Filter the records for lines holding the string "HTML".

━━━━

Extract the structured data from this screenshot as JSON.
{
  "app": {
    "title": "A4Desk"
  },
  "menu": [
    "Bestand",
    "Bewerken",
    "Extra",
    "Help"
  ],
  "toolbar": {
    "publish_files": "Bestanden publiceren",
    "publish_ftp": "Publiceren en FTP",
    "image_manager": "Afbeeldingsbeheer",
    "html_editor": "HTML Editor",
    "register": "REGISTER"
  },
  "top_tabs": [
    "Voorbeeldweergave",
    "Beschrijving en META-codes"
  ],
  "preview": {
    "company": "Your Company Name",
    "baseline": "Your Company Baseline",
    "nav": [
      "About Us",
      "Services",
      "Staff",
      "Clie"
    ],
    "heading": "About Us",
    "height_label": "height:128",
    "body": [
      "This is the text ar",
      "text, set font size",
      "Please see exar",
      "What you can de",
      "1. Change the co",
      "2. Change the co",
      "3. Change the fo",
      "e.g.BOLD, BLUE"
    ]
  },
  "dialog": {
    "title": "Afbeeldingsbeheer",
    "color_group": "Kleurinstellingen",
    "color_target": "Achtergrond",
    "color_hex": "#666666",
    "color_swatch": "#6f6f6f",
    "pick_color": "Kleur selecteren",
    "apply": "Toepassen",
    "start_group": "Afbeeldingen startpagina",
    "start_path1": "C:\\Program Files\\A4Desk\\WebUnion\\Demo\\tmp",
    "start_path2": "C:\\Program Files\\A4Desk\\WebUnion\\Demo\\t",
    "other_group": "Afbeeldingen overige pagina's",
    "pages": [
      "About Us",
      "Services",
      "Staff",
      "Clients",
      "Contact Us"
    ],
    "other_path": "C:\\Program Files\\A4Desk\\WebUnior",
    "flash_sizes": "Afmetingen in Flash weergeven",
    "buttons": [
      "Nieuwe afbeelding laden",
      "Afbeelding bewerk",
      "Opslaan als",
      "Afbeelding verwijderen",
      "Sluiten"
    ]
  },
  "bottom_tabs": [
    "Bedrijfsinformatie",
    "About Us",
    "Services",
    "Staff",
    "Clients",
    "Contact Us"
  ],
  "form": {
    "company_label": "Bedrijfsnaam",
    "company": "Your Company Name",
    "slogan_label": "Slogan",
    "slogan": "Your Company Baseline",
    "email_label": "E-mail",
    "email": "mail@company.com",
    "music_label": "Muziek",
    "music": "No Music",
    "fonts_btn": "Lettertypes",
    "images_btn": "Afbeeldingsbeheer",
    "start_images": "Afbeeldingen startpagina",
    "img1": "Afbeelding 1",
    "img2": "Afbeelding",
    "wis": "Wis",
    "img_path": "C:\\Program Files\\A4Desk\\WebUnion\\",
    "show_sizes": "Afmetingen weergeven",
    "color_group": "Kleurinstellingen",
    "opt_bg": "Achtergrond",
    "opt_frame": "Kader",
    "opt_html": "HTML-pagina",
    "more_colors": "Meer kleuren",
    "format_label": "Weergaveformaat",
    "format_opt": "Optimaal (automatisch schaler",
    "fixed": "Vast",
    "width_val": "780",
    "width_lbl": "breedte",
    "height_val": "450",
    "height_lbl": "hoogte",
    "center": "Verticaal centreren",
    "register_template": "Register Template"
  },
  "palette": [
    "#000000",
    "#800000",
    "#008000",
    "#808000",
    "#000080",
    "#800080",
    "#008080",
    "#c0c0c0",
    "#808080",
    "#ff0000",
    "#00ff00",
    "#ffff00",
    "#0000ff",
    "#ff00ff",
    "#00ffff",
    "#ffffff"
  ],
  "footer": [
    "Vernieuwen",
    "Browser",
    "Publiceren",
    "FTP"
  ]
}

━━━━

EXERCISE RESULT:
    "html_editor": "HTML Editor",
    "opt_html": "HTML-pagina",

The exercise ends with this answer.